**GIVEN TASK:**
Collect each line holding the string "value".

**INFORMATION PROVIDED:**
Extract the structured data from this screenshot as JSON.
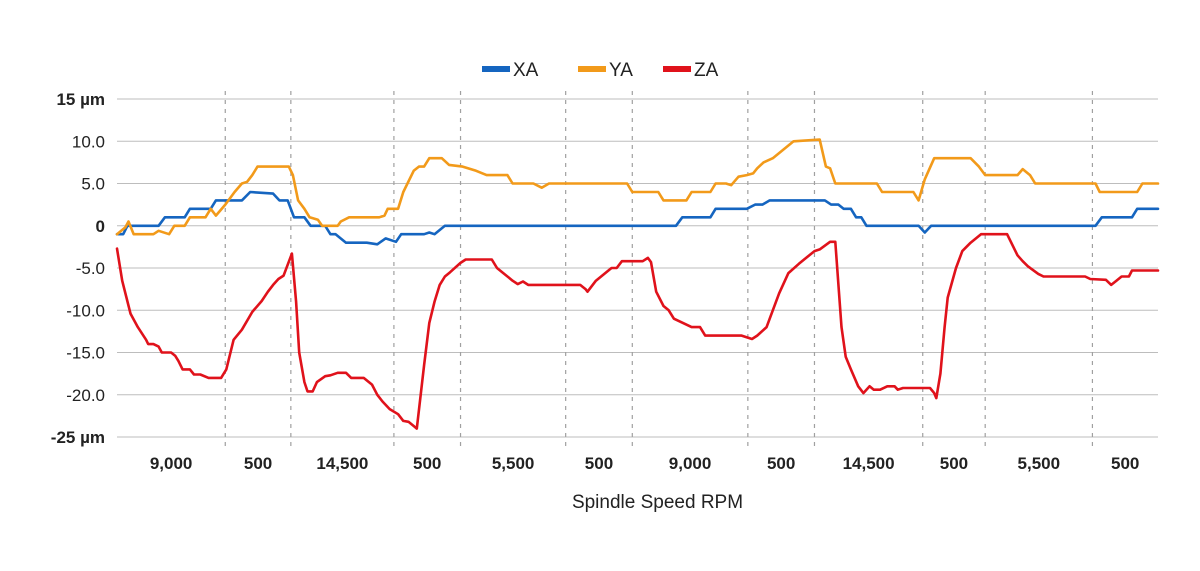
{
  "chart_data": {
    "type": "line",
    "xlabel": "Spindle Speed RPM",
    "ylabel": "",
    "ylim": [
      -25,
      15
    ],
    "x_range": [
      0,
      100
    ],
    "y_ticks": [
      {
        "value": 15,
        "label": "15 µm",
        "bold": true
      },
      {
        "value": 10,
        "label": "10.0",
        "bold": false
      },
      {
        "value": 5,
        "label": "5.0",
        "bold": false
      },
      {
        "value": 0,
        "label": "0",
        "bold": true
      },
      {
        "value": -5,
        "label": "-5.0",
        "bold": false
      },
      {
        "value": -10,
        "label": "-10.0",
        "bold": false
      },
      {
        "value": -15,
        "label": "-15.0",
        "bold": false
      },
      {
        "value": -20,
        "label": "-20.0",
        "bold": false
      },
      {
        "value": -25,
        "label": "-25 µm",
        "bold": true
      }
    ],
    "segment_boundaries": [
      0,
      10.4,
      16.7,
      26.6,
      33.0,
      43.1,
      49.5,
      60.6,
      67.0,
      77.4,
      83.4,
      93.7,
      100
    ],
    "x_tick_labels": [
      "9,000",
      "500",
      "14,500",
      "500",
      "5,500",
      "500",
      "9,000",
      "500",
      "14,500",
      "500",
      "5,500",
      "500"
    ],
    "legend_position": "top-center",
    "grid": true,
    "series": [
      {
        "name": "XA",
        "color": "#1565c0",
        "points": [
          [
            0,
            -1
          ],
          [
            0.6,
            -1
          ],
          [
            1,
            0
          ],
          [
            4,
            0
          ],
          [
            4.6,
            1
          ],
          [
            6.5,
            1
          ],
          [
            7,
            2
          ],
          [
            9,
            2
          ],
          [
            9.5,
            3
          ],
          [
            12,
            3
          ],
          [
            12.8,
            4
          ],
          [
            15,
            3.8
          ],
          [
            15.6,
            3
          ],
          [
            16.4,
            3
          ],
          [
            17,
            1
          ],
          [
            18,
            1
          ],
          [
            18.6,
            0
          ],
          [
            20,
            0
          ],
          [
            20.5,
            -1
          ],
          [
            21,
            -1
          ],
          [
            22,
            -2
          ],
          [
            24,
            -2
          ],
          [
            25,
            -2.2
          ],
          [
            25.8,
            -1.5
          ],
          [
            26.8,
            -1.9
          ],
          [
            27.3,
            -1
          ],
          [
            29.5,
            -1
          ],
          [
            30,
            -0.8
          ],
          [
            30.5,
            -1
          ],
          [
            31.5,
            0
          ],
          [
            53.7,
            0
          ],
          [
            54.3,
            1
          ],
          [
            57,
            1
          ],
          [
            57.5,
            2
          ],
          [
            60.5,
            2
          ],
          [
            61.3,
            2.5
          ],
          [
            62,
            2.5
          ],
          [
            62.7,
            3
          ],
          [
            68,
            3
          ],
          [
            68.6,
            2.5
          ],
          [
            69.3,
            2.5
          ],
          [
            69.8,
            2
          ],
          [
            70.5,
            2
          ],
          [
            71,
            1
          ],
          [
            71.5,
            1
          ],
          [
            72,
            0
          ],
          [
            77,
            0
          ],
          [
            77.6,
            -0.8
          ],
          [
            78.2,
            0
          ],
          [
            94,
            0
          ],
          [
            94.6,
            1
          ],
          [
            97.5,
            1
          ],
          [
            98,
            2
          ],
          [
            100,
            2
          ]
        ]
      },
      {
        "name": "YA",
        "color": "#f29a1a",
        "points": [
          [
            0,
            -1
          ],
          [
            0.8,
            -0.2
          ],
          [
            1.1,
            0.5
          ],
          [
            1.6,
            -1
          ],
          [
            3.5,
            -1
          ],
          [
            4,
            -0.6
          ],
          [
            5,
            -1
          ],
          [
            5.5,
            0
          ],
          [
            6.5,
            0
          ],
          [
            7,
            1
          ],
          [
            8.5,
            1
          ],
          [
            9,
            2
          ],
          [
            9.5,
            1.2
          ],
          [
            10.4,
            2.5
          ],
          [
            11.3,
            4
          ],
          [
            12,
            5
          ],
          [
            12.5,
            5.2
          ],
          [
            13,
            6
          ],
          [
            13.5,
            7
          ],
          [
            16.5,
            7
          ],
          [
            16.9,
            6
          ],
          [
            17.4,
            3
          ],
          [
            18,
            2
          ],
          [
            18.5,
            1
          ],
          [
            19.3,
            0.7
          ],
          [
            19.7,
            0
          ],
          [
            21.2,
            0
          ],
          [
            21.5,
            0.5
          ],
          [
            22.3,
            1
          ],
          [
            25.2,
            1
          ],
          [
            25.7,
            1.2
          ],
          [
            26,
            2
          ],
          [
            27,
            2
          ],
          [
            27.5,
            4
          ],
          [
            28.5,
            6.5
          ],
          [
            29,
            7
          ],
          [
            29.5,
            7
          ],
          [
            30,
            8
          ],
          [
            31.2,
            8
          ],
          [
            31.9,
            7.2
          ],
          [
            33.2,
            7
          ],
          [
            34.5,
            6.5
          ],
          [
            35.5,
            6
          ],
          [
            37.5,
            6
          ],
          [
            38,
            5
          ],
          [
            40,
            5
          ],
          [
            40.8,
            4.5
          ],
          [
            41.5,
            5
          ],
          [
            49,
            5
          ],
          [
            49.5,
            4
          ],
          [
            52,
            4
          ],
          [
            52.5,
            3
          ],
          [
            54.7,
            3
          ],
          [
            55.2,
            4
          ],
          [
            57,
            4
          ],
          [
            57.5,
            5
          ],
          [
            58.5,
            5
          ],
          [
            59,
            4.8
          ],
          [
            59.7,
            5.8
          ],
          [
            60.5,
            6
          ],
          [
            61.1,
            6.2
          ],
          [
            61.5,
            6.8
          ],
          [
            62.1,
            7.5
          ],
          [
            63,
            8
          ],
          [
            64,
            9
          ],
          [
            65,
            10
          ],
          [
            67.5,
            10.2
          ],
          [
            68.1,
            7
          ],
          [
            68.5,
            6.8
          ],
          [
            69,
            5
          ],
          [
            73,
            5
          ],
          [
            73.5,
            4
          ],
          [
            76.5,
            4
          ],
          [
            77,
            3
          ],
          [
            77.6,
            5.5
          ],
          [
            78.5,
            8
          ],
          [
            82,
            8
          ],
          [
            82.8,
            7
          ],
          [
            83.4,
            6
          ],
          [
            86.5,
            6
          ],
          [
            87,
            6.7
          ],
          [
            87.7,
            6
          ],
          [
            88.2,
            5
          ],
          [
            94,
            5
          ],
          [
            94.4,
            4
          ],
          [
            98,
            4
          ],
          [
            98.5,
            5
          ],
          [
            100,
            5
          ]
        ]
      },
      {
        "name": "ZA",
        "color": "#e0121b",
        "points": [
          [
            0,
            -2.7
          ],
          [
            0.5,
            -6.5
          ],
          [
            1.3,
            -10.4
          ],
          [
            2,
            -12
          ],
          [
            2.8,
            -13.5
          ],
          [
            3,
            -14
          ],
          [
            3.5,
            -14
          ],
          [
            4,
            -14.3
          ],
          [
            4.3,
            -15
          ],
          [
            5.2,
            -15
          ],
          [
            5.6,
            -15.4
          ],
          [
            5.9,
            -16
          ],
          [
            6.3,
            -17
          ],
          [
            7,
            -17
          ],
          [
            7.4,
            -17.6
          ],
          [
            8,
            -17.6
          ],
          [
            8.8,
            -18
          ],
          [
            10,
            -18
          ],
          [
            10.5,
            -17
          ],
          [
            11.2,
            -13.5
          ],
          [
            12,
            -12.3
          ],
          [
            13,
            -10.2
          ],
          [
            13.9,
            -8.9
          ],
          [
            14.5,
            -7.8
          ],
          [
            15,
            -7
          ],
          [
            15.5,
            -6.3
          ],
          [
            16,
            -5.9
          ],
          [
            16.8,
            -3.3
          ],
          [
            17.2,
            -9
          ],
          [
            17.5,
            -15
          ],
          [
            18,
            -18.5
          ],
          [
            18.3,
            -19.6
          ],
          [
            18.8,
            -19.6
          ],
          [
            19.2,
            -18.5
          ],
          [
            20,
            -17.8
          ],
          [
            20.5,
            -17.7
          ],
          [
            21.2,
            -17.4
          ],
          [
            22,
            -17.4
          ],
          [
            22.5,
            -18
          ],
          [
            23.7,
            -18
          ],
          [
            24.5,
            -18.8
          ],
          [
            25,
            -20
          ],
          [
            25.5,
            -20.8
          ],
          [
            26.2,
            -21.7
          ],
          [
            27,
            -22.3
          ],
          [
            27.5,
            -23.1
          ],
          [
            28,
            -23.2
          ],
          [
            28.5,
            -23.7
          ],
          [
            28.8,
            -24
          ],
          [
            29.5,
            -16.5
          ],
          [
            30,
            -11.5
          ],
          [
            30.5,
            -9
          ],
          [
            31,
            -7
          ],
          [
            31.5,
            -6
          ],
          [
            32,
            -5.5
          ],
          [
            33,
            -4.4
          ],
          [
            33.5,
            -4
          ],
          [
            36,
            -4
          ],
          [
            36.5,
            -5
          ],
          [
            37,
            -5.5
          ],
          [
            38,
            -6.5
          ],
          [
            38.5,
            -6.9
          ],
          [
            39,
            -6.6
          ],
          [
            39.5,
            -7
          ],
          [
            44.5,
            -7
          ],
          [
            45,
            -7.5
          ],
          [
            45.2,
            -7.8
          ],
          [
            46,
            -6.5
          ],
          [
            47,
            -5.5
          ],
          [
            47.5,
            -5
          ],
          [
            48,
            -5
          ],
          [
            48.5,
            -4.2
          ],
          [
            50.5,
            -4.2
          ],
          [
            51,
            -3.8
          ],
          [
            51.3,
            -4.3
          ],
          [
            51.8,
            -7.8
          ],
          [
            52.5,
            -9.5
          ],
          [
            53,
            -10
          ],
          [
            53.5,
            -11
          ],
          [
            55.2,
            -12
          ],
          [
            56,
            -12
          ],
          [
            56.5,
            -13
          ],
          [
            60,
            -13
          ],
          [
            61,
            -13.4
          ],
          [
            61.5,
            -13
          ],
          [
            62.4,
            -12
          ],
          [
            62.7,
            -11
          ],
          [
            63.6,
            -8
          ],
          [
            64.5,
            -5.6
          ],
          [
            65.5,
            -4.5
          ],
          [
            66,
            -4
          ],
          [
            67,
            -3
          ],
          [
            67.5,
            -2.8
          ],
          [
            68.5,
            -1.9
          ],
          [
            69,
            -1.9
          ],
          [
            69.6,
            -12
          ],
          [
            70,
            -15.5
          ],
          [
            70.5,
            -17
          ],
          [
            71.2,
            -19
          ],
          [
            71.7,
            -19.8
          ],
          [
            72.3,
            -19
          ],
          [
            72.7,
            -19.4
          ],
          [
            73.3,
            -19.4
          ],
          [
            74,
            -19
          ],
          [
            74.7,
            -19
          ],
          [
            75,
            -19.4
          ],
          [
            75.5,
            -19.2
          ],
          [
            78.1,
            -19.2
          ],
          [
            78.5,
            -19.8
          ],
          [
            78.7,
            -20.4
          ],
          [
            79.1,
            -17.5
          ],
          [
            79.5,
            -12
          ],
          [
            79.8,
            -8.5
          ],
          [
            80.6,
            -5
          ],
          [
            81.2,
            -3
          ],
          [
            82,
            -2
          ],
          [
            83,
            -1
          ],
          [
            85.5,
            -1
          ],
          [
            86.5,
            -3.5
          ],
          [
            87,
            -4.2
          ],
          [
            87.5,
            -4.8
          ],
          [
            88.5,
            -5.7
          ],
          [
            89,
            -6
          ],
          [
            93,
            -6
          ],
          [
            93.5,
            -6.3
          ],
          [
            95,
            -6.4
          ],
          [
            95.5,
            -7
          ],
          [
            96,
            -6.5
          ],
          [
            96.5,
            -6
          ],
          [
            97.2,
            -6
          ],
          [
            97.5,
            -5.3
          ],
          [
            100,
            -5.3
          ]
        ]
      }
    ]
  }
}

**WRITTEN ANSWER:**
        "value": 15,
        "value": 10,
        "value": 5,
        "value": 0,
        "value": -5,
        "value": -10,
        "value": -15,
        "value": -20,
        "value": -25,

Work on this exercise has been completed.